━━━━━ Data excerpts ━━━━━

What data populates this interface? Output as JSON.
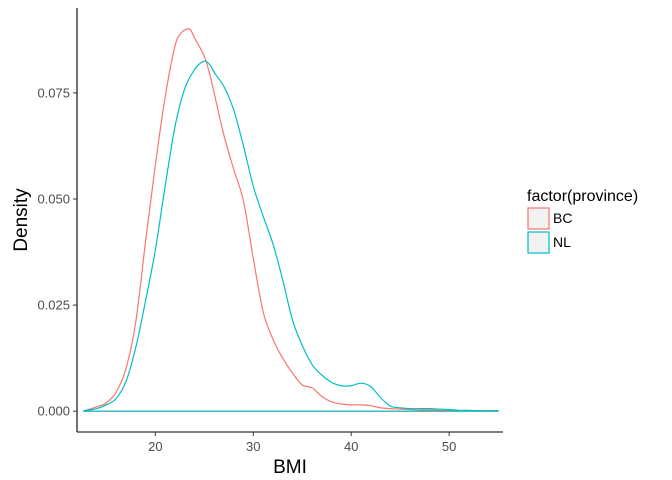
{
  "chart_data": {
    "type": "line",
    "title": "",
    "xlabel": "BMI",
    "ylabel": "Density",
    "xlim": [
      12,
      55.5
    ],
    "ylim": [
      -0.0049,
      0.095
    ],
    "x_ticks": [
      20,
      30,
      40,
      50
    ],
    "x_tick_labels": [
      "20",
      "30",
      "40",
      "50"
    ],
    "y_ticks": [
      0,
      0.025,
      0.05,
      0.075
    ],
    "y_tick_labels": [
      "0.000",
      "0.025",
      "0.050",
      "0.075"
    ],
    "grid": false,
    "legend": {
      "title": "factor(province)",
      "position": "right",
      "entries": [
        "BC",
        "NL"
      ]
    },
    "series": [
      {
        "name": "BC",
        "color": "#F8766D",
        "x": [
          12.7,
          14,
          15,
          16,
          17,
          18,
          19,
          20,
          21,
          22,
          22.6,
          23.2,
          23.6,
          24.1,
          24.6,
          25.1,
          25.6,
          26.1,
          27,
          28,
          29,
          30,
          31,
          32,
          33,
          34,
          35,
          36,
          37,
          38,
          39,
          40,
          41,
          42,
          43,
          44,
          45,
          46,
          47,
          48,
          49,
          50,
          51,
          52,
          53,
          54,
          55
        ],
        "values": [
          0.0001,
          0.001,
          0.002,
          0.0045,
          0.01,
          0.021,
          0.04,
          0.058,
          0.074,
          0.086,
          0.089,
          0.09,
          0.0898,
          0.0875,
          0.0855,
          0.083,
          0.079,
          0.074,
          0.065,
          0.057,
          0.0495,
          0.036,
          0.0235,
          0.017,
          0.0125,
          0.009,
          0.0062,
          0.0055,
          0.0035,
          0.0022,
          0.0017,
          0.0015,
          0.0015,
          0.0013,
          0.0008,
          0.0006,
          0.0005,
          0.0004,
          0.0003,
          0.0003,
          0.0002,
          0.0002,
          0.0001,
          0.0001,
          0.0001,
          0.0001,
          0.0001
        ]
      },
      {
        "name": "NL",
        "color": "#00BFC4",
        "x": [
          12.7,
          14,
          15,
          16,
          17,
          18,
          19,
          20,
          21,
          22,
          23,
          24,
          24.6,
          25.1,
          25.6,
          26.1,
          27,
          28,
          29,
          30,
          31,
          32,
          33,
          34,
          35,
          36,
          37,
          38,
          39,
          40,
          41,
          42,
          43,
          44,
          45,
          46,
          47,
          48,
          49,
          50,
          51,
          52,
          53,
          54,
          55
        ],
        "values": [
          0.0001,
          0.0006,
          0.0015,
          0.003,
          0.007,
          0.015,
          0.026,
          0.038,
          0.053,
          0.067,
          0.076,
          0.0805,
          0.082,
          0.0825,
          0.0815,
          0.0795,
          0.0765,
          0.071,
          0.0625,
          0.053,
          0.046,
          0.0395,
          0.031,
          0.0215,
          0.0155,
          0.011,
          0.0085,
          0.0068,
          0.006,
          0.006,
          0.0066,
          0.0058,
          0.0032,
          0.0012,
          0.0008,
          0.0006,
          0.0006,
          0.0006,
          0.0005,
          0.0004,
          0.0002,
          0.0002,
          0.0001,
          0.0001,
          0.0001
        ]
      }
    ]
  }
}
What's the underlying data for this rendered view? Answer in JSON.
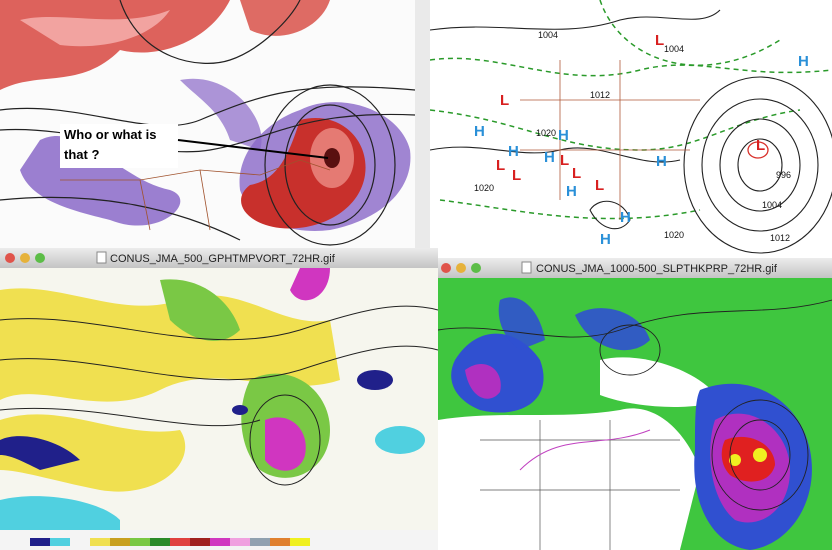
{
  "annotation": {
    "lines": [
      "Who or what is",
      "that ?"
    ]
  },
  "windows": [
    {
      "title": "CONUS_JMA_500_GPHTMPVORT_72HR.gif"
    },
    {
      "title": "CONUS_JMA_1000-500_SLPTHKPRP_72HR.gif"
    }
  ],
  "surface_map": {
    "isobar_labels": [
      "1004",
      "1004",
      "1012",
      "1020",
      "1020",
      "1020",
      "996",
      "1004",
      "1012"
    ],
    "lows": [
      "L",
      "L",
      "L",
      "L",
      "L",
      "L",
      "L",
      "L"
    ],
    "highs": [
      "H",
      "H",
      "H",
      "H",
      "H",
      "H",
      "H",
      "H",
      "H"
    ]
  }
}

━━━━━

Return each full line of the entries that contains the word "this".

What data populates this interface? Output as JSON.
What's the underlying data for this rendered view? Answer in JSON.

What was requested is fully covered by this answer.